## WHAT TO WORK ON
Restate the listing below word for word, omitting any images.

## PROVIDED INFORMATION

────────────────────────────────────────

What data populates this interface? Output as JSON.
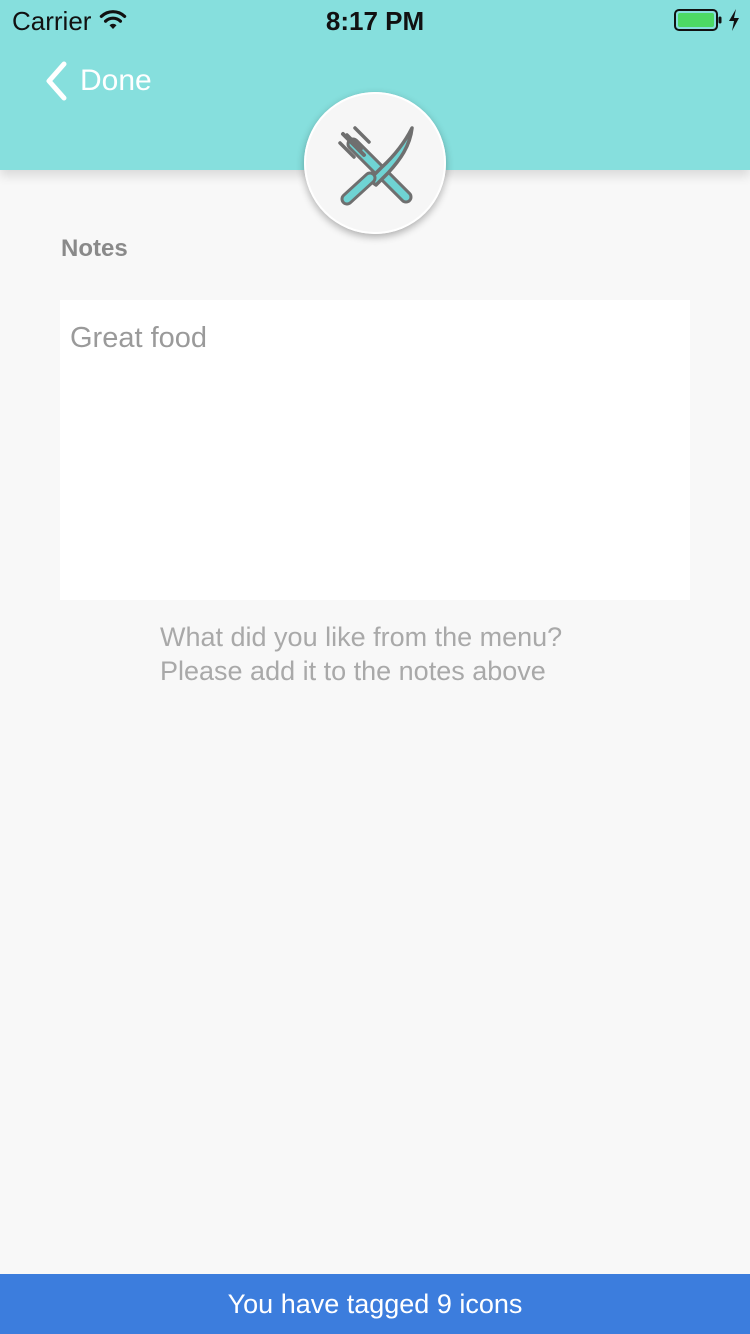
{
  "status_bar": {
    "carrier": "Carrier",
    "time": "8:17 PM",
    "wifi_icon": "wifi-icon",
    "battery_icon": "battery-icon",
    "charging_icon": "lightning-icon"
  },
  "header": {
    "back_label": "Done",
    "back_icon": "chevron-left-icon",
    "category_icon": "fork-knife-icon"
  },
  "notes": {
    "label": "Notes",
    "value": "Great food",
    "hint_line1": "What did you like from the menu?",
    "hint_line2": "Please add it to the notes above"
  },
  "footer": {
    "message": "You have tagged 9 icons"
  },
  "colors": {
    "header_bg": "#86dfdd",
    "accent": "#6fd3d3",
    "icon_outline": "#6f6f6f",
    "footer_bg": "#3c7ddd",
    "battery_fill": "#4cd964",
    "page_bg": "#f8f8f8"
  }
}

────────────────────────────────────────

## CORRECT ANSWER
What data populates this interface? Output as JSON.
{
  "status_bar": {
    "carrier": "Carrier",
    "time": "8:17 PM",
    "wifi_icon": "wifi-icon",
    "battery_icon": "battery-icon",
    "charging_icon": "lightning-icon"
  },
  "header": {
    "back_label": "Done",
    "back_icon": "chevron-left-icon",
    "category_icon": "fork-knife-icon"
  },
  "notes": {
    "label": "Notes",
    "value": "Great food",
    "hint_line1": "What did you like from the menu?",
    "hint_line2": "Please add it to the notes above"
  },
  "footer": {
    "message": "You have tagged 9 icons"
  },
  "colors": {
    "header_bg": "#86dfdd",
    "accent": "#6fd3d3",
    "icon_outline": "#6f6f6f",
    "footer_bg": "#3c7ddd",
    "battery_fill": "#4cd964",
    "page_bg": "#f8f8f8"
  }
}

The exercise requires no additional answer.